WRITTEN TASK: State how many lines in the listing below include the word "级贫困生". Give nothing but the number.

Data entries

________________

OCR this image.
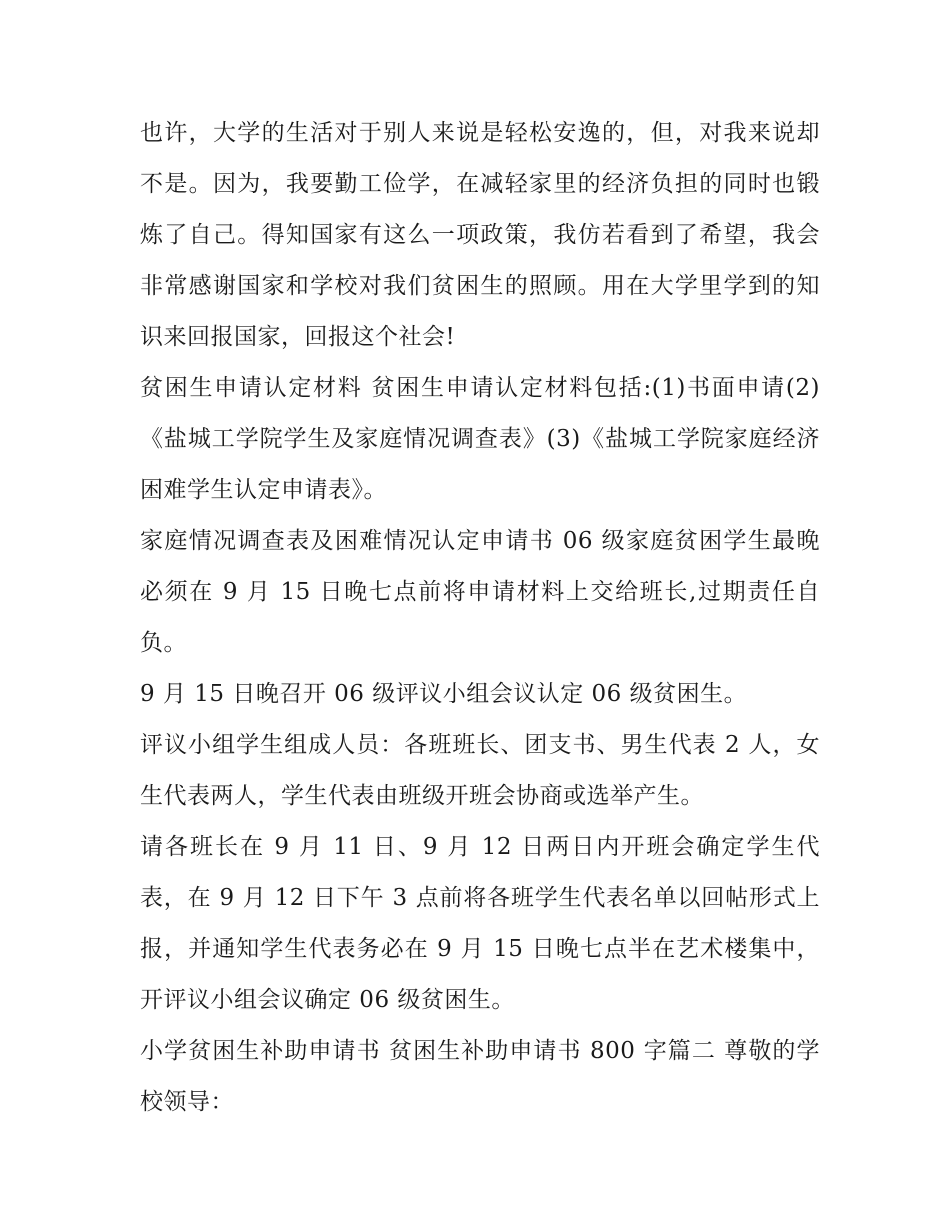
也许，大学的生活对于别人来说是轻松安逸的，但，对我来说却不是。因为，我要勤工俭学，在减轻家里的经济负担的同时也锻炼了自己。得知国家有这么一项政策，我仿若看到了希望，我会非常感谢国家和学校对我们贫困生的照顾。用在大学里学到的知识来回报国家，回报这个社会!

贫困生申请认定材料 贫困生申请认定材料包括:(1)书面申请(2)《盐城工学院学生及家庭情况调查表》(3)《盐城工学院家庭经济困难学生认定申请表》。

家庭情况调查表及困难情况认定申请书 06 级家庭贫困学生最晚必须在 9 月 15 日晚七点前将申请材料上交给班长,过期责任自负。

9 月 15 日晚召开 06 级评议小组会议认定 06 级贫困生。

评议小组学生组成人员：各班班长、团支书、男生代表 2 人，女生代表两人，学生代表由班级开班会协商或选举产生。

请各班长在 9 月 11 日、9 月 12 日两日内开班会确定学生代表，在 9 月 12 日下午 3 点前将各班学生代表名单以回帖形式上报，并通知学生代表务必在 9 月 15 日晚七点半在艺术楼集中，开评议小组会议确定 06 级贫困生。

小学贫困生补助申请书 贫困生补助申请书 800 字篇二 尊敬的学校领导：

________________

RESULT: 2